§ AIM OF THE TASK: Every entry below should be transcribed exactly; pictures stay out of the copy.

>> start SOURCE MATERIAL

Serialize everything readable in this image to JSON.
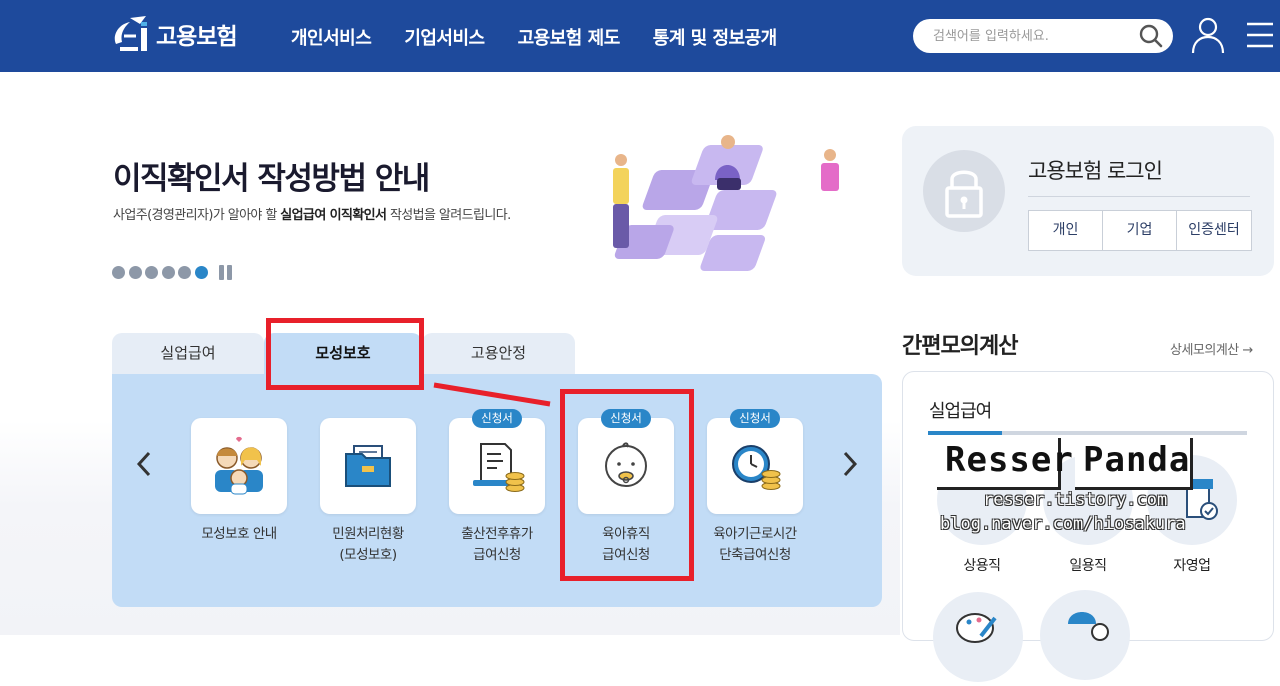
{
  "header": {
    "logo_text": "고용보험",
    "nav": [
      "개인서비스",
      "기업서비스",
      "고용보험 제도",
      "통계 및 정보공개"
    ],
    "search_placeholder": "검색어를 입력하세요."
  },
  "banner": {
    "title": "이직확인서 작성방법 안내",
    "subtitle_prefix": "사업주(경영관리자)가 알아야 할 ",
    "subtitle_bold": "실업급여 이직확인서",
    "subtitle_suffix": " 작성법을 알려드립니다.",
    "slide_count": 6,
    "active_slide": 6
  },
  "login": {
    "title": "고용보험 로그인",
    "tabs": [
      "개인",
      "기업",
      "인증센터"
    ]
  },
  "service_tabs": {
    "tabs": [
      "실업급여",
      "모성보호",
      "고용안정"
    ],
    "active": "모성보호",
    "items": [
      {
        "label1": "모성보호 안내",
        "label2": "",
        "badge": ""
      },
      {
        "label1": "민원처리현황",
        "label2": "(모성보호)",
        "badge": ""
      },
      {
        "label1": "출산전후휴가",
        "label2": "급여신청",
        "badge": "신청서"
      },
      {
        "label1": "육아휴직",
        "label2": "급여신청",
        "badge": "신청서"
      },
      {
        "label1": "육아기근로시간",
        "label2": "단축급여신청",
        "badge": "신청서"
      }
    ]
  },
  "calc": {
    "title": "간편모의계산",
    "more": "상세모의계산 →",
    "tab": "실업급여",
    "items": [
      "상용직",
      "일용직",
      "자영업"
    ]
  },
  "watermark": {
    "word1": "Resser",
    "word2": "Panda",
    "url1": "resser.tistory.com",
    "url2": "blog.naver.com/hiosakura"
  },
  "colors": {
    "header_bg": "#1e4a9c",
    "accent": "#2a86c8",
    "annotation_red": "#e8202a",
    "panel_bg": "#c2dcf6"
  }
}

>> end SOURCE MATERIAL

§ FINAL RESULT:
Serialize everything readable in this image to JSON.
{
  "header": {
    "logo_text": "고용보험",
    "nav": [
      "개인서비스",
      "기업서비스",
      "고용보험 제도",
      "통계 및 정보공개"
    ],
    "search_placeholder": "검색어를 입력하세요."
  },
  "banner": {
    "title": "이직확인서 작성방법 안내",
    "subtitle_prefix": "사업주(경영관리자)가 알아야 할 ",
    "subtitle_bold": "실업급여 이직확인서",
    "subtitle_suffix": " 작성법을 알려드립니다.",
    "slide_count": 6,
    "active_slide": 6
  },
  "login": {
    "title": "고용보험 로그인",
    "tabs": [
      "개인",
      "기업",
      "인증센터"
    ]
  },
  "service_tabs": {
    "tabs": [
      "실업급여",
      "모성보호",
      "고용안정"
    ],
    "active": "모성보호",
    "items": [
      {
        "label1": "모성보호 안내",
        "label2": "",
        "badge": ""
      },
      {
        "label1": "민원처리현황",
        "label2": "(모성보호)",
        "badge": ""
      },
      {
        "label1": "출산전후휴가",
        "label2": "급여신청",
        "badge": "신청서"
      },
      {
        "label1": "육아휴직",
        "label2": "급여신청",
        "badge": "신청서"
      },
      {
        "label1": "육아기근로시간",
        "label2": "단축급여신청",
        "badge": "신청서"
      }
    ]
  },
  "calc": {
    "title": "간편모의계산",
    "more": "상세모의계산 →",
    "tab": "실업급여",
    "items": [
      "상용직",
      "일용직",
      "자영업"
    ]
  },
  "watermark": {
    "word1": "Resser",
    "word2": "Panda",
    "url1": "resser.tistory.com",
    "url2": "blog.naver.com/hiosakura"
  },
  "colors": {
    "header_bg": "#1e4a9c",
    "accent": "#2a86c8",
    "annotation_red": "#e8202a",
    "panel_bg": "#c2dcf6"
  }
}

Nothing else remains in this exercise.